>> BEGIN RECORDS TO USE

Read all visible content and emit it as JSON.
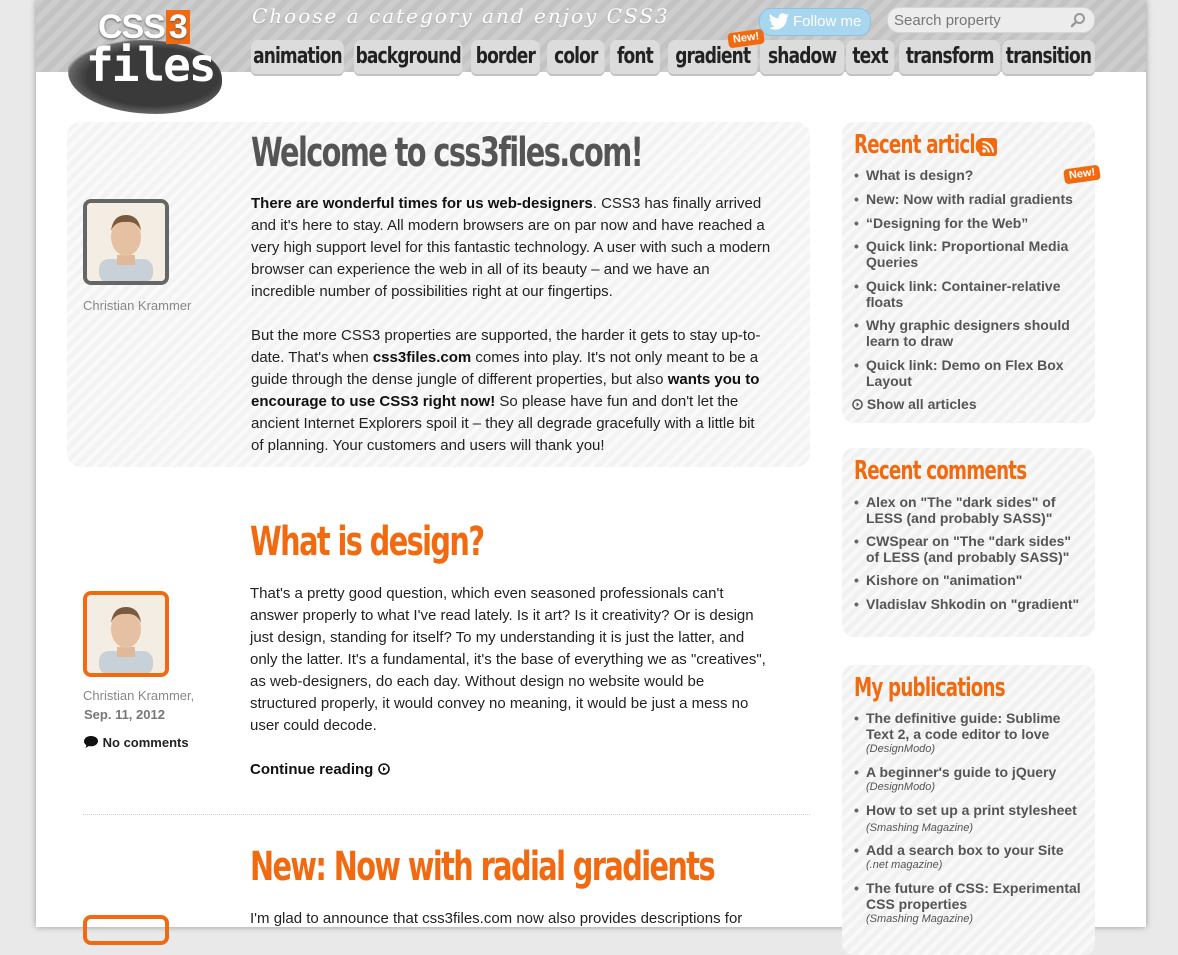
{
  "header": {
    "logo_top": "CSS",
    "logo_three": "3",
    "logo_bottom": "files",
    "tagline": "Choose a category and enjoy CSS3",
    "follow_label": "Follow me",
    "search_placeholder": "Search property",
    "new_badge": "New!"
  },
  "nav": {
    "tabs": [
      "animation",
      "background",
      "border",
      "color",
      "font",
      "gradient",
      "shadow",
      "text",
      "transform",
      "transition"
    ]
  },
  "welcome": {
    "title": "Welcome to css3files.com!",
    "author": "Christian Krammer",
    "p1_bold": "There are wonderful times for us web-designers",
    "p1_rest": ". CSS3 has finally arrived and it's here to stay. All modern browsers are on par now and have reached a very high support level for this fantastic technology. A user with such a modern browser can experience the web in all of its beauty – and we have an incredible number of possibilities right at our fingertips.",
    "p2_a": "But the more CSS3 properties are supported, the harder it gets to stay up-to-date. That's when ",
    "p2_b": "css3files.com",
    "p2_c": " comes into play. It's not only meant to be a guide through the dense jungle of different properties, but also ",
    "p2_d": "wants you to encourage to use CSS3 right now!",
    "p2_e": " So please have fun and don't let the ancient Internet Explorers spoil it – they all degrade gracefully with a little bit of planning. Your customers and users will thank you!"
  },
  "posts": [
    {
      "title": "What is design?",
      "author": "Christian Krammer,",
      "date": "Sep. 11, 2012",
      "comments": "No comments",
      "body": "That's a pretty good question, which even seasoned professionals can't answer properly to what I've read lately. Is it art? Is it creativity? Or is design just design, standing for itself? To my understanding it is just the latter, and only the latter. It's a fundamental, it's the base of everything we as \"creatives\", as web-designers, do each day. Without design no website would be structured properly, it would convey no meaning, it would be just a mess no user could decode.",
      "continue": "Continue reading"
    },
    {
      "title": "New: Now with radial gradients",
      "body": "I'm glad to announce that css3files.com now also provides descriptions for"
    }
  ],
  "sidebar": {
    "recent_articles": {
      "title": "Recent articles",
      "items": [
        "What is design?",
        "New: Now with radial gradients",
        "“Designing for the Web”",
        "Quick link: Proportional Media Queries",
        "Quick link: Container-relative floats",
        "Why graphic designers should learn to draw",
        "Quick link: Demo on Flex Box Layout"
      ],
      "show_all": "Show all articles"
    },
    "recent_comments": {
      "title": "Recent comments",
      "items": [
        "Alex on \"The \"dark sides\" of LESS (and probably SASS)\"",
        "CWSpear on \"The \"dark sides\" of LESS (and probably SASS)\"",
        "Kishore on \"animation\"",
        "Vladislav Shkodin on \"gradient\""
      ]
    },
    "publications": {
      "title": "My publications",
      "items": [
        {
          "title": "The definitive guide: Sublime Text 2, a code editor to love",
          "source": "(DesignModo)"
        },
        {
          "title": "A beginner's guide to jQuery",
          "source": "(DesignModo)"
        },
        {
          "title": "How to set up a print stylesheet",
          "source": "(Smashing Magazine)"
        },
        {
          "title": "Add a search box to your Site",
          "source": "(.net magazine)"
        },
        {
          "title": "The future of CSS: Experimental CSS properties",
          "source": "(Smashing Magazine)"
        }
      ]
    }
  },
  "colors": {
    "accent": "#f26a10",
    "twitter": "#a8d6ef",
    "header_band": "#c9c9c9"
  }
}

>> END RECORDS TO USE

**AIM OF THE TASK**: Repeat each entry exactly. Pictures do not belong in the copy.

**TASK RESPONSE**:
Read all visible content and emit it as JSON.
{
  "header": {
    "logo_top": "CSS",
    "logo_three": "3",
    "logo_bottom": "files",
    "tagline": "Choose a category and enjoy CSS3",
    "follow_label": "Follow me",
    "search_placeholder": "Search property",
    "new_badge": "New!"
  },
  "nav": {
    "tabs": [
      "animation",
      "background",
      "border",
      "color",
      "font",
      "gradient",
      "shadow",
      "text",
      "transform",
      "transition"
    ]
  },
  "welcome": {
    "title": "Welcome to css3files.com!",
    "author": "Christian Krammer",
    "p1_bold": "There are wonderful times for us web-designers",
    "p1_rest": ". CSS3 has finally arrived and it's here to stay. All modern browsers are on par now and have reached a very high support level for this fantastic technology. A user with such a modern browser can experience the web in all of its beauty – and we have an incredible number of possibilities right at our fingertips.",
    "p2_a": "But the more CSS3 properties are supported, the harder it gets to stay up-to-date. That's when ",
    "p2_b": "css3files.com",
    "p2_c": " comes into play. It's not only meant to be a guide through the dense jungle of different properties, but also ",
    "p2_d": "wants you to encourage to use CSS3 right now!",
    "p2_e": " So please have fun and don't let the ancient Internet Explorers spoil it – they all degrade gracefully with a little bit of planning. Your customers and users will thank you!"
  },
  "posts": [
    {
      "title": "What is design?",
      "author": "Christian Krammer,",
      "date": "Sep. 11, 2012",
      "comments": "No comments",
      "body": "That's a pretty good question, which even seasoned professionals can't answer properly to what I've read lately. Is it art? Is it creativity? Or is design just design, standing for itself? To my understanding it is just the latter, and only the latter. It's a fundamental, it's the base of everything we as \"creatives\", as web-designers, do each day. Without design no website would be structured properly, it would convey no meaning, it would be just a mess no user could decode.",
      "continue": "Continue reading"
    },
    {
      "title": "New: Now with radial gradients",
      "body": "I'm glad to announce that css3files.com now also provides descriptions for"
    }
  ],
  "sidebar": {
    "recent_articles": {
      "title": "Recent articles",
      "items": [
        "What is design?",
        "New: Now with radial gradients",
        "“Designing for the Web”",
        "Quick link: Proportional Media Queries",
        "Quick link: Container-relative floats",
        "Why graphic designers should learn to draw",
        "Quick link: Demo on Flex Box Layout"
      ],
      "show_all": "Show all articles"
    },
    "recent_comments": {
      "title": "Recent comments",
      "items": [
        "Alex on \"The \"dark sides\" of LESS (and probably SASS)\"",
        "CWSpear on \"The \"dark sides\" of LESS (and probably SASS)\"",
        "Kishore on \"animation\"",
        "Vladislav Shkodin on \"gradient\""
      ]
    },
    "publications": {
      "title": "My publications",
      "items": [
        {
          "title": "The definitive guide: Sublime Text 2, a code editor to love",
          "source": "(DesignModo)"
        },
        {
          "title": "A beginner's guide to jQuery",
          "source": "(DesignModo)"
        },
        {
          "title": "How to set up a print stylesheet",
          "source": "(Smashing Magazine)"
        },
        {
          "title": "Add a search box to your Site",
          "source": "(.net magazine)"
        },
        {
          "title": "The future of CSS: Experimental CSS properties",
          "source": "(Smashing Magazine)"
        }
      ]
    }
  },
  "colors": {
    "accent": "#f26a10",
    "twitter": "#a8d6ef",
    "header_band": "#c9c9c9"
  }
}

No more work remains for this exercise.